------ GIVEN ENTRIES ------

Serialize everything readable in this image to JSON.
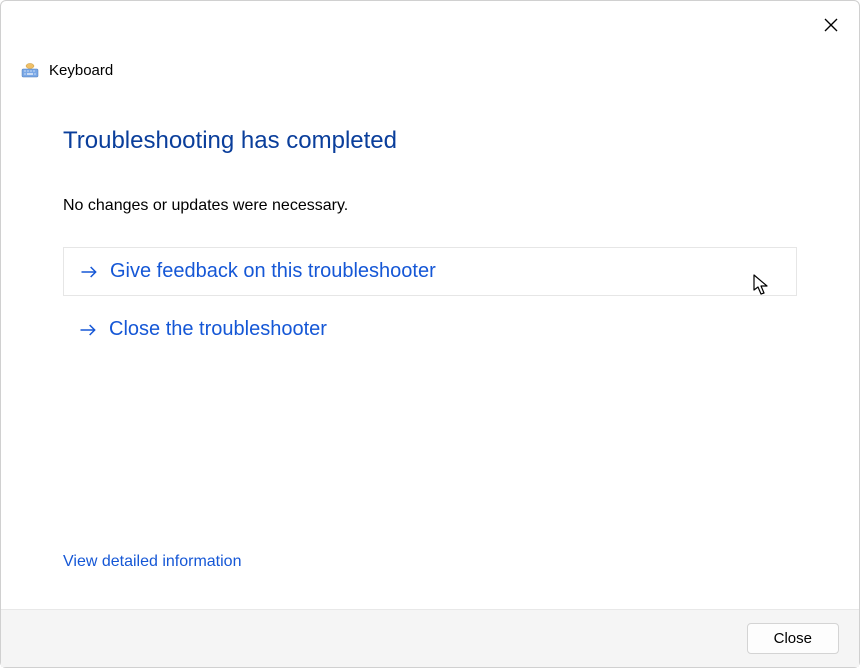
{
  "window": {
    "title": "Keyboard"
  },
  "main": {
    "heading": "Troubleshooting has completed",
    "status": "No changes or updates were necessary.",
    "option_feedback": "Give feedback on this troubleshooter",
    "option_close": "Close the troubleshooter",
    "detail_link": "View detailed information"
  },
  "footer": {
    "close_label": "Close"
  }
}
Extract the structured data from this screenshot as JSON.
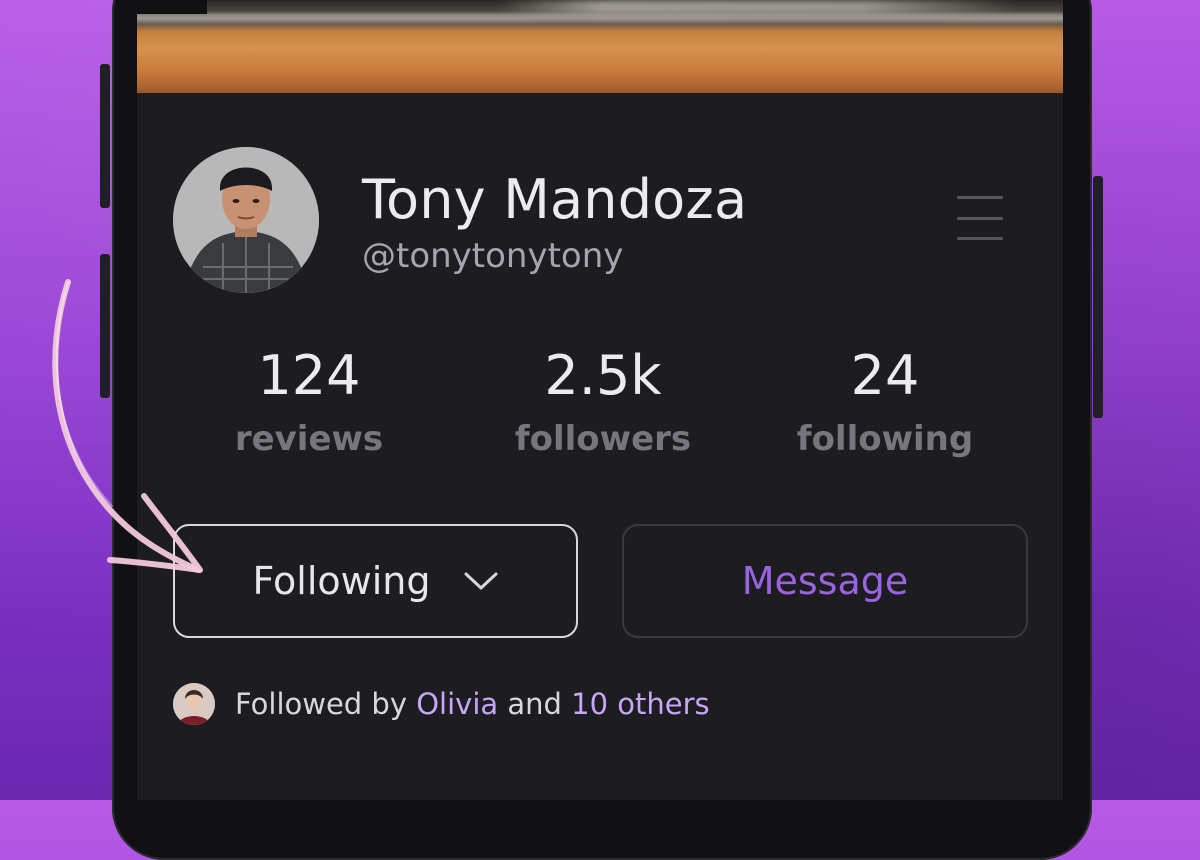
{
  "profile": {
    "name": "Tony Mandoza",
    "handle": "@tonytonytony"
  },
  "stats": [
    {
      "value": "124",
      "label": "reviews"
    },
    {
      "value": "2.5k",
      "label": "followers"
    },
    {
      "value": "24",
      "label": "following"
    }
  ],
  "actions": {
    "following_label": "Following",
    "message_label": "Message"
  },
  "followed_by": {
    "prefix": "Followed by",
    "name": "Olivia",
    "middle": "and",
    "others": "10 others"
  },
  "colors": {
    "background": "#9a44d8",
    "screen": "#1d1c21",
    "accent": "#9a64e0",
    "link": "#c7a6f6",
    "annotation_arrow": "#f2c9dc"
  },
  "icons": {
    "menu": "hamburger-menu-icon",
    "following_dropdown": "chevron-down-icon",
    "annotation": "hand-drawn-arrow"
  }
}
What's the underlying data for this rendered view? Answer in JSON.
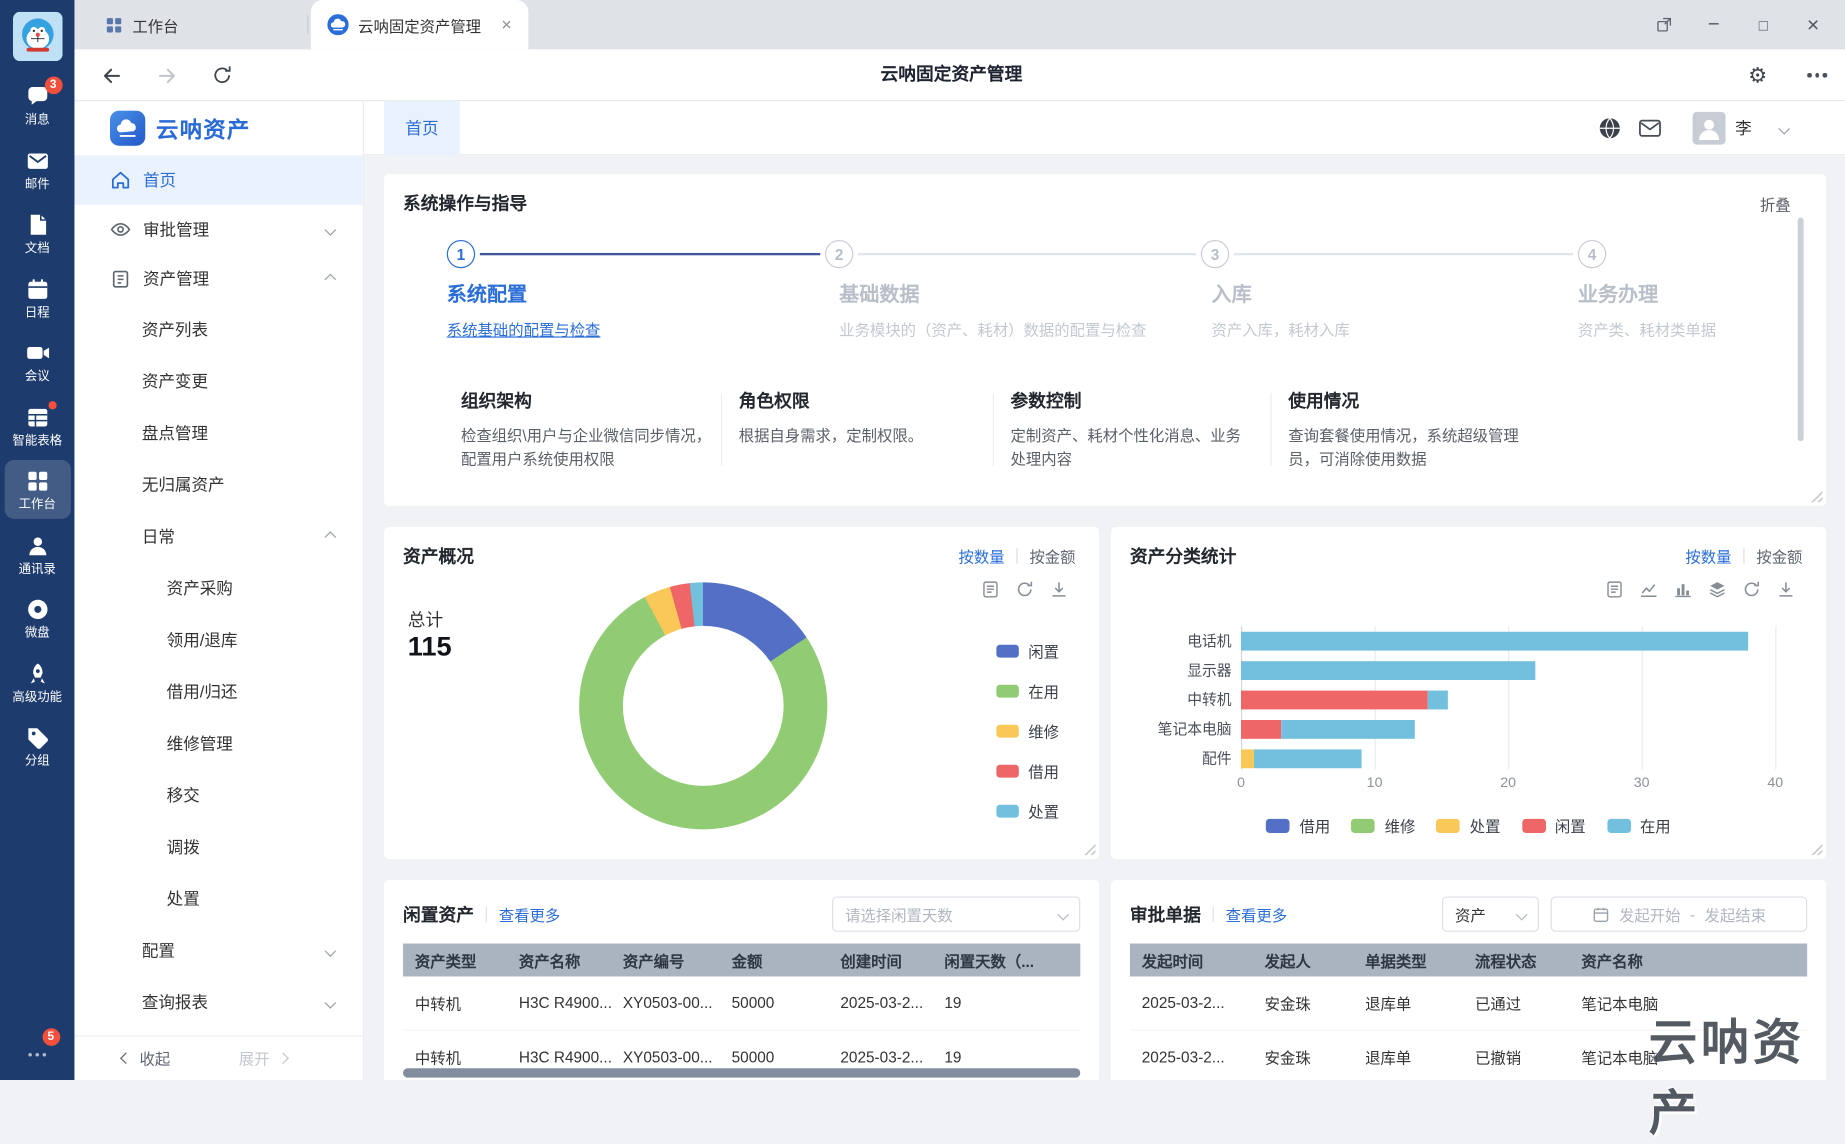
{
  "window": {
    "tab_workbench": "工作台",
    "tab_app": "云呐固定资产管理",
    "title": "云呐固定资产管理"
  },
  "rail": {
    "items": [
      {
        "label": "消息",
        "badge": "3"
      },
      {
        "label": "邮件"
      },
      {
        "label": "文档"
      },
      {
        "label": "日程"
      },
      {
        "label": "会议"
      },
      {
        "label": "智能表格"
      },
      {
        "label": "工作台"
      },
      {
        "label": "通讯录"
      },
      {
        "label": "微盘"
      },
      {
        "label": "高级功能"
      },
      {
        "label": "分组"
      }
    ],
    "bottom_badge": "5"
  },
  "sidebar": {
    "logo_text": "云呐资产",
    "items": [
      {
        "label": "首页"
      },
      {
        "label": "审批管理"
      },
      {
        "label": "资产管理"
      },
      {
        "label": "资产列表"
      },
      {
        "label": "资产变更"
      },
      {
        "label": "盘点管理"
      },
      {
        "label": "无归属资产"
      },
      {
        "label": "日常"
      },
      {
        "label": "资产采购"
      },
      {
        "label": "领用/退库"
      },
      {
        "label": "借用/归还"
      },
      {
        "label": "维修管理"
      },
      {
        "label": "移交"
      },
      {
        "label": "调拨"
      },
      {
        "label": "处置"
      },
      {
        "label": "配置"
      },
      {
        "label": "查询报表"
      }
    ],
    "collapse": "收起",
    "expand": "展开"
  },
  "header": {
    "page_tab": "首页",
    "user_name": "李"
  },
  "guide": {
    "title": "系统操作与指导",
    "collapse": "折叠",
    "steps": [
      {
        "num": "1",
        "title": "系统配置",
        "desc": "系统基础的配置与检查"
      },
      {
        "num": "2",
        "title": "基础数据",
        "desc": "业务模块的（资产、耗材）数据的配置与检查"
      },
      {
        "num": "3",
        "title": "入库",
        "desc": "资产入库，耗材入库"
      },
      {
        "num": "4",
        "title": "业务办理",
        "desc": "资产类、耗材类单据"
      }
    ],
    "features": [
      {
        "title": "组织架构",
        "desc": "检查组织\\用户与企业微信同步情况，配置用户系统使用权限"
      },
      {
        "title": "角色权限",
        "desc": "根据自身需求，定制权限。"
      },
      {
        "title": "参数控制",
        "desc": "定制资产、耗材个性化消息、业务处理内容"
      },
      {
        "title": "使用情况",
        "desc": "查询套餐使用情况，系统超级管理员，可消除使用数据"
      }
    ]
  },
  "overview": {
    "title": "资产概况",
    "by_count": "按数量",
    "by_amount": "按金额",
    "total_label": "总计",
    "total_value": "115"
  },
  "category": {
    "title": "资产分类统计",
    "by_count": "按数量",
    "by_amount": "按金额"
  },
  "idle": {
    "title": "闲置资产",
    "more": "查看更多",
    "select_placeholder": "请选择闲置天数",
    "headers": [
      "资产类型",
      "资产名称",
      "资产编号",
      "金额",
      "创建时间",
      "闲置天数（..."
    ],
    "rows": [
      [
        "中转机",
        "H3C R4900...",
        "XY0503-00...",
        "50000",
        "2025-03-2...",
        "19"
      ],
      [
        "中转机",
        "H3C R4900...",
        "XY0503-00...",
        "50000",
        "2025-03-2...",
        "19"
      ]
    ]
  },
  "approval": {
    "title": "审批单据",
    "more": "查看更多",
    "select_value": "资产",
    "date_start": "发起开始",
    "date_sep": "-",
    "date_end": "发起结束",
    "headers": [
      "发起时间",
      "发起人",
      "单据类型",
      "流程状态",
      "资产名称"
    ],
    "rows": [
      [
        "2025-03-2...",
        "安金珠",
        "退库单",
        "已通过",
        "笔记本电脑"
      ],
      [
        "2025-03-2...",
        "安金珠",
        "退库单",
        "已撤销",
        "笔记本电脑"
      ]
    ]
  },
  "watermark": "云呐资产",
  "chart_data": [
    {
      "type": "pie",
      "title": "资产概况",
      "total": 115,
      "labels": [
        "闲置",
        "在用",
        "维修",
        "借用",
        "处置"
      ],
      "values": [
        18,
        88,
        4,
        3,
        2
      ],
      "colors": [
        "#5470c6",
        "#91cc75",
        "#fac858",
        "#ee6666",
        "#73c0de"
      ],
      "legend_position": "right",
      "center_label": "总计 115"
    },
    {
      "type": "bar",
      "orientation": "horizontal",
      "title": "资产分类统计",
      "categories": [
        "电话机",
        "显示器",
        "中转机",
        "笔记本电脑",
        "配件"
      ],
      "series": [
        {
          "name": "借用",
          "color": "#5470c6",
          "values": [
            0,
            0,
            0,
            0,
            0
          ]
        },
        {
          "name": "维修",
          "color": "#91cc75",
          "values": [
            0,
            0,
            0,
            0,
            0
          ]
        },
        {
          "name": "处置",
          "color": "#fac858",
          "values": [
            0,
            0,
            0,
            0,
            1
          ]
        },
        {
          "name": "闲置",
          "color": "#ee6666",
          "values": [
            0,
            0,
            14,
            3,
            0
          ]
        },
        {
          "name": "在用",
          "color": "#73c0de",
          "values": [
            38,
            22,
            1.5,
            10,
            8
          ]
        }
      ],
      "xlim": [
        0,
        40
      ],
      "x_ticks": [
        0,
        10,
        20,
        30,
        40
      ],
      "legend_position": "bottom"
    }
  ]
}
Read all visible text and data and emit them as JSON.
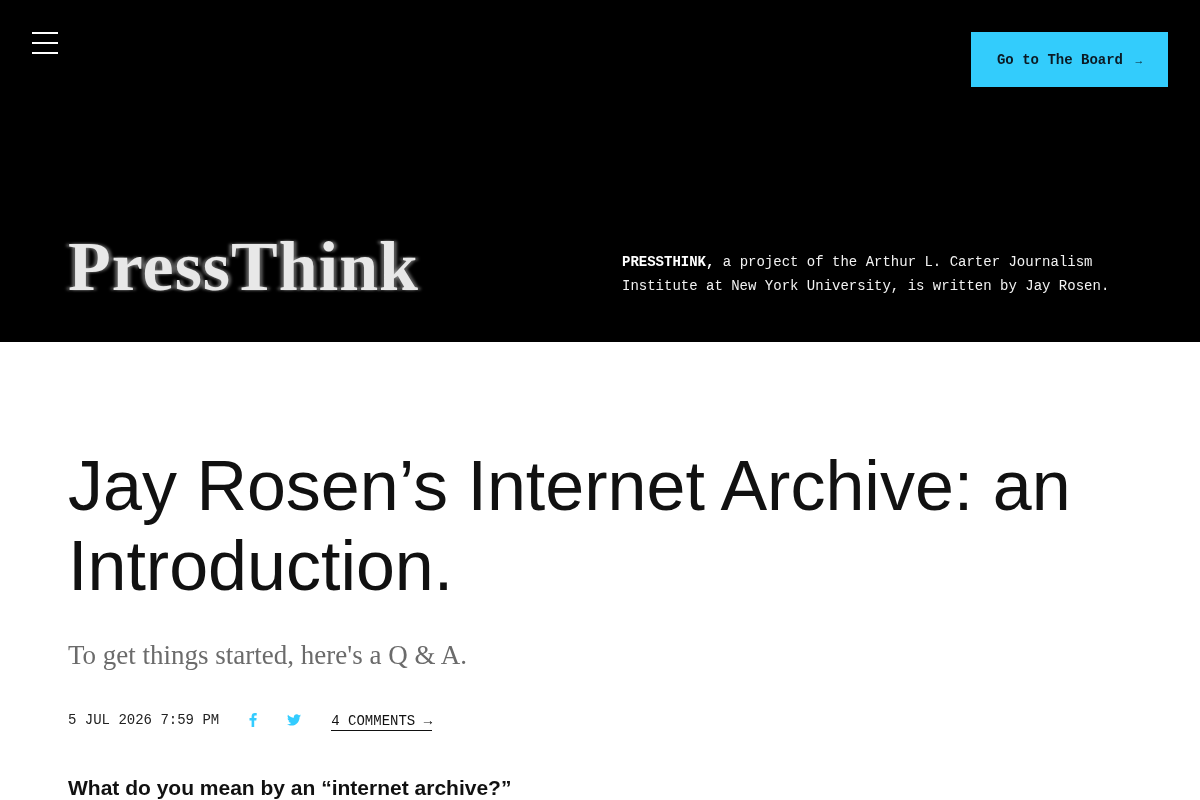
{
  "header": {
    "board_button": {
      "label": "Go to The Board",
      "arrow": "→"
    },
    "logo": {
      "text": "PressThink"
    },
    "about": "**PRESSTHINK,** a project of the Arthur L. Carter Journalism Institute at New York University, is written by Jay Rosen."
  },
  "article": {
    "title": "Jay Rosen’s Internet Archive: an Introduction.",
    "subtitle": "To get things started, here's a Q & A.",
    "date": "5 JUL 2026 7:59 PM",
    "share": [
      {
        "kind": "facebook"
      },
      {
        "kind": "twitter"
      }
    ],
    "comments_link": "4 COMMENTS →",
    "section_heading": "What do you mean by an “internet archive?”"
  }
}
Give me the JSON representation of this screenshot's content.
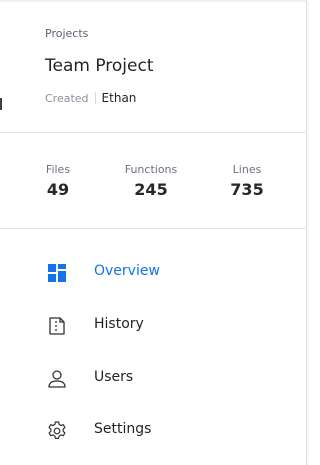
{
  "header": {
    "breadcrumb": "Projects",
    "title": "Team Project",
    "created_label": "Created",
    "created_by": "Ethan"
  },
  "stats": [
    {
      "label": "Files",
      "value": "49"
    },
    {
      "label": "Functions",
      "value": "245"
    },
    {
      "label": "Lines",
      "value": "735"
    }
  ],
  "nav": {
    "items": [
      {
        "label": "Overview",
        "icon": "dashboard-icon",
        "active": true
      },
      {
        "label": "History",
        "icon": "history-icon",
        "active": false
      },
      {
        "label": "Users",
        "icon": "user-icon",
        "active": false
      },
      {
        "label": "Settings",
        "icon": "gear-icon",
        "active": false
      }
    ]
  },
  "colors": {
    "accent": "#1273eb",
    "text": "#1f2328",
    "muted": "#5d6472",
    "divider": "#e3e6ea"
  }
}
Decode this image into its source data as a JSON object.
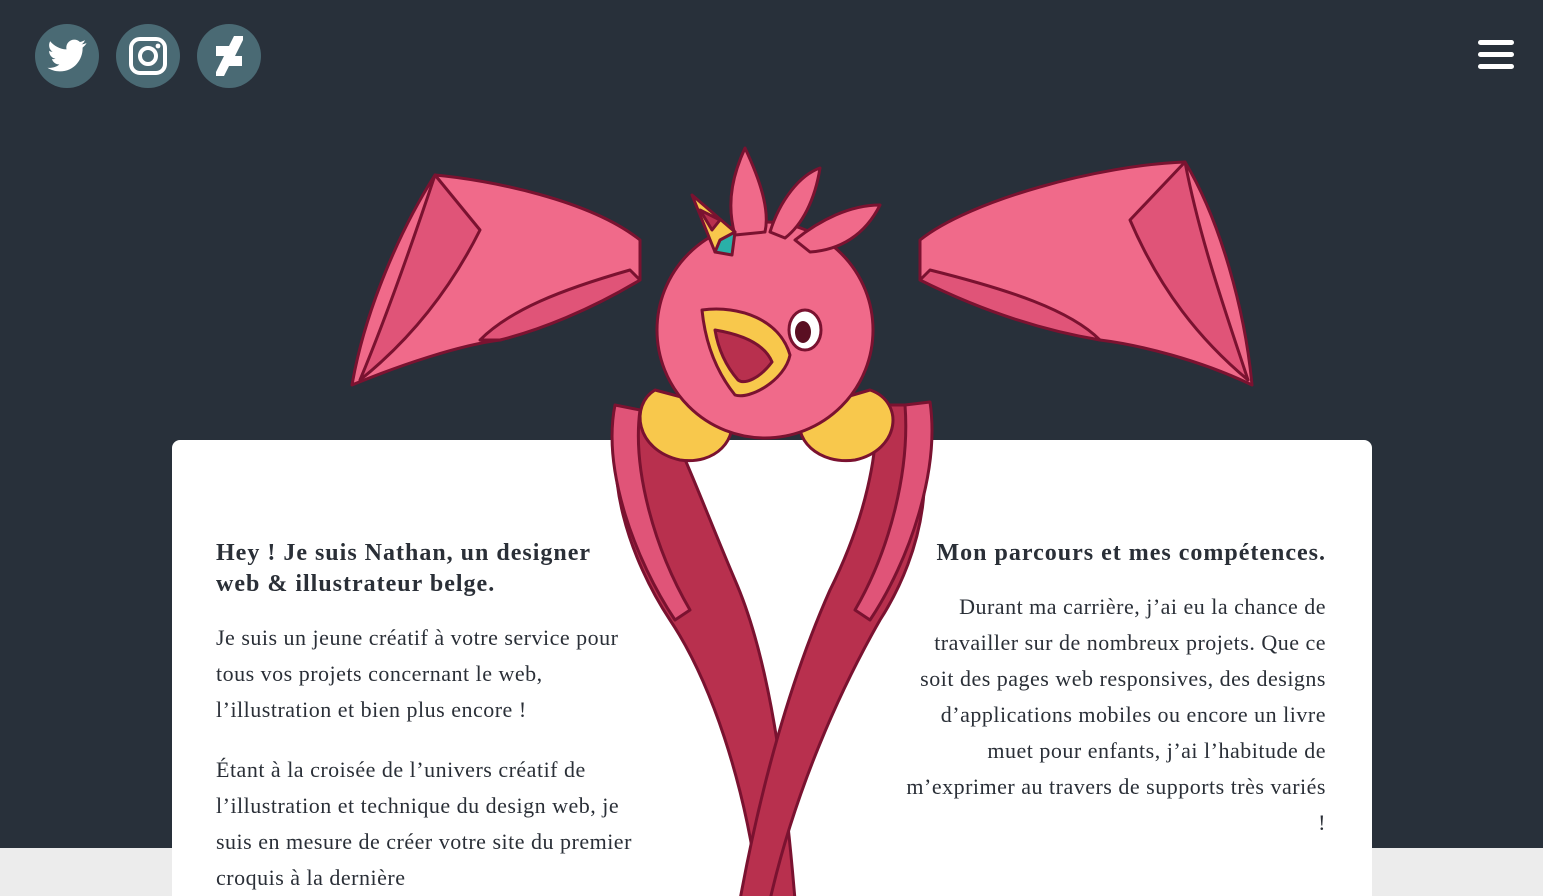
{
  "colors": {
    "hero_background": "#28303a",
    "social_button": "#4a6a74",
    "card": "#ffffff",
    "mascot_pink": "#f06a8a",
    "mascot_dark": "#b8304e",
    "beak_yellow": "#f8c84c"
  },
  "header": {
    "social_icons": [
      "twitter-icon",
      "instagram-icon",
      "deviantart-icon"
    ],
    "menu_icon": "hamburger-menu-icon"
  },
  "about": {
    "heading": "Hey ! Je suis Nathan, un designer web & illustrateur belge.",
    "paragraphs": [
      "Je suis un jeune créatif à votre service pour tous vos projets concernant le web, l’illustration et bien plus encore !",
      "Étant à la croisée de l’univers créatif de l’illustration et technique du design web, je suis en mesure de créer votre site du premier croquis à la dernière"
    ]
  },
  "career": {
    "heading": "Mon parcours et mes compétences.",
    "paragraphs": [
      "Durant ma carrière, j’ai eu la chance de travailler sur de nombreux projets. Que ce soit des pages web responsives, des designs d’applications mobiles ou encore un livre muet pour enfants, j’ai l’habitude de m’exprimer au travers de supports très variés !"
    ]
  }
}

------

In the records, locate each line holding the string "encore" and copy it.

[TASK RESPONSE]:
      "Je suis un jeune créatif à votre service pour tous vos projets concernant le web, l’illustration et bien plus encore !",
      "Durant ma carrière, j’ai eu la chance de travailler sur de nombreux projets. Que ce soit des pages web responsives, des designs d’applications mobiles ou encore un livre muet pour enfants, j’ai l’habitude de m’exprimer au travers de supports très variés !"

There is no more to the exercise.